Direction >>
Return each line of the listing that contains the string "detached".

══ Provided data ══

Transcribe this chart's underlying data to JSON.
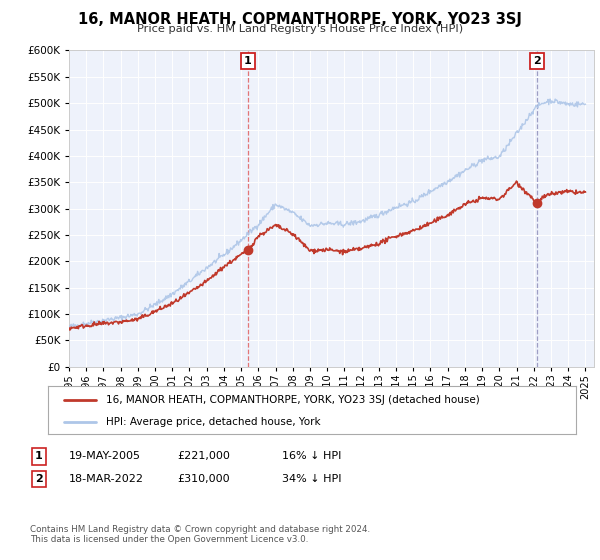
{
  "title": "16, MANOR HEATH, COPMANTHORPE, YORK, YO23 3SJ",
  "subtitle": "Price paid vs. HM Land Registry's House Price Index (HPI)",
  "legend_line1": "16, MANOR HEATH, COPMANTHORPE, YORK, YO23 3SJ (detached house)",
  "legend_line2": "HPI: Average price, detached house, York",
  "annotation1_date": "19-MAY-2005",
  "annotation1_price": "£221,000",
  "annotation1_hpi": "16% ↓ HPI",
  "annotation2_date": "18-MAR-2022",
  "annotation2_price": "£310,000",
  "annotation2_hpi": "34% ↓ HPI",
  "footer1": "Contains HM Land Registry data © Crown copyright and database right 2024.",
  "footer2": "This data is licensed under the Open Government Licence v3.0.",
  "sale1_year": 2005.38,
  "sale1_price": 221000,
  "sale2_year": 2022.21,
  "sale2_price": 310000,
  "hpi_color": "#aec6e8",
  "price_color": "#c0392b",
  "vline1_color": "#e06060",
  "vline2_color": "#9090bb",
  "ylim_min": 0,
  "ylim_max": 600000,
  "plot_bg_color": "#eef2fb",
  "grid_color": "#ffffff",
  "hpi_key_years": [
    1995,
    1996,
    1997,
    1998,
    1999,
    2000,
    2001,
    2002,
    2003,
    2004,
    2005,
    2006,
    2007,
    2008,
    2009,
    2010,
    2011,
    2012,
    2013,
    2014,
    2015,
    2016,
    2017,
    2018,
    2019,
    2020,
    2021,
    2022,
    2022.5,
    2023,
    2024,
    2025
  ],
  "hpi_key_vals": [
    76000,
    82000,
    88000,
    93000,
    100000,
    118000,
    138000,
    162000,
    188000,
    212000,
    240000,
    270000,
    308000,
    292000,
    268000,
    272000,
    270000,
    276000,
    288000,
    303000,
    313000,
    333000,
    352000,
    372000,
    392000,
    398000,
    442000,
    488000,
    500000,
    505000,
    498000,
    498000
  ],
  "price_key_years": [
    1995,
    1996,
    1997,
    1998,
    1999,
    2000,
    2001,
    2002,
    2003,
    2004,
    2005.38,
    2006,
    2007,
    2008,
    2009,
    2010,
    2011,
    2012,
    2013,
    2014,
    2015,
    2016,
    2017,
    2018,
    2019,
    2020,
    2021,
    2022.21,
    2022.5,
    2023,
    2024,
    2025
  ],
  "price_key_vals": [
    73000,
    78000,
    82000,
    85000,
    90000,
    105000,
    120000,
    140000,
    162000,
    190000,
    221000,
    248000,
    268000,
    252000,
    220000,
    222000,
    218000,
    224000,
    234000,
    248000,
    258000,
    272000,
    288000,
    308000,
    320000,
    318000,
    350000,
    310000,
    320000,
    328000,
    332000,
    330000
  ]
}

═══

Correct output >>
  "legend_line1": "16, MANOR HEATH, COPMANTHORPE, YORK, YO23 3SJ (detached house)",
  "legend_line2": "HPI: Average price, detached house, York",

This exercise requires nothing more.